• _STATED TASK_: Return each entry exactly, with none missing.

Items from a data source:
○ ○ ○ ○

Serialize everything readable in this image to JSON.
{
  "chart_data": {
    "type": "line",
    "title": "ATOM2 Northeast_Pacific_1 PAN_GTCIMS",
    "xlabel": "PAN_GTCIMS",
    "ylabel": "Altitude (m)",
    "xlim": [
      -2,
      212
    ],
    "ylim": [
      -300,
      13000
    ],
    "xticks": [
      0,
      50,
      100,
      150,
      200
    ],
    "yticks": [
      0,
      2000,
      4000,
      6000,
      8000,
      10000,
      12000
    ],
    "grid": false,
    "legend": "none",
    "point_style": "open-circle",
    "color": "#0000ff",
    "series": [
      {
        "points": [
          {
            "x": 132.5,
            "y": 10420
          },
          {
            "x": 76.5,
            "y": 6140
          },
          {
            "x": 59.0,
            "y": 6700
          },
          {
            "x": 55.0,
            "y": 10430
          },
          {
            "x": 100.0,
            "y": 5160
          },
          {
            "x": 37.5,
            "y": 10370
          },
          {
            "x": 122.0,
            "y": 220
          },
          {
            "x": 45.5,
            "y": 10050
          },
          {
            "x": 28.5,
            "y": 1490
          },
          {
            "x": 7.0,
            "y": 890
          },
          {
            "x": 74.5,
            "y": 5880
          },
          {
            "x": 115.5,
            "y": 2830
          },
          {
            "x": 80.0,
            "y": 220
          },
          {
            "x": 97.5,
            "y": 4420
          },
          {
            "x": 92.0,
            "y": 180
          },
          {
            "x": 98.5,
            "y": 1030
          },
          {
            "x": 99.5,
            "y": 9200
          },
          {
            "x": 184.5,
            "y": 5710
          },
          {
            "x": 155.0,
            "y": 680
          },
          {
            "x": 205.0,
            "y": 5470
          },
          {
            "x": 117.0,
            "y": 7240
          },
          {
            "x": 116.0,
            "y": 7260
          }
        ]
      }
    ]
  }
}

○ ○ ○ ○

• _RESPONSE FOR THIS EXERCISE_:
Serialize everything readable in this image to JSON.
{
  "chart_data": {
    "type": "line",
    "title": "ATOM2 Northeast_Pacific_1 PAN_GTCIMS",
    "xlabel": "PAN_GTCIMS",
    "ylabel": "Altitude (m)",
    "xlim": [
      -2,
      212
    ],
    "ylim": [
      -300,
      13000
    ],
    "xticks": [
      0,
      50,
      100,
      150,
      200
    ],
    "yticks": [
      0,
      2000,
      4000,
      6000,
      8000,
      10000,
      12000
    ],
    "grid": false,
    "legend": "none",
    "point_style": "open-circle",
    "color": "#0000ff",
    "series": [
      {
        "points": [
          {
            "x": 132.5,
            "y": 10420
          },
          {
            "x": 76.5,
            "y": 6140
          },
          {
            "x": 59.0,
            "y": 6700
          },
          {
            "x": 55.0,
            "y": 10430
          },
          {
            "x": 100.0,
            "y": 5160
          },
          {
            "x": 37.5,
            "y": 10370
          },
          {
            "x": 122.0,
            "y": 220
          },
          {
            "x": 45.5,
            "y": 10050
          },
          {
            "x": 28.5,
            "y": 1490
          },
          {
            "x": 7.0,
            "y": 890
          },
          {
            "x": 74.5,
            "y": 5880
          },
          {
            "x": 115.5,
            "y": 2830
          },
          {
            "x": 80.0,
            "y": 220
          },
          {
            "x": 97.5,
            "y": 4420
          },
          {
            "x": 92.0,
            "y": 180
          },
          {
            "x": 98.5,
            "y": 1030
          },
          {
            "x": 99.5,
            "y": 9200
          },
          {
            "x": 184.5,
            "y": 5710
          },
          {
            "x": 155.0,
            "y": 680
          },
          {
            "x": 205.0,
            "y": 5470
          },
          {
            "x": 117.0,
            "y": 7240
          },
          {
            "x": 116.0,
            "y": 7260
          }
        ]
      }
    ]
  }
}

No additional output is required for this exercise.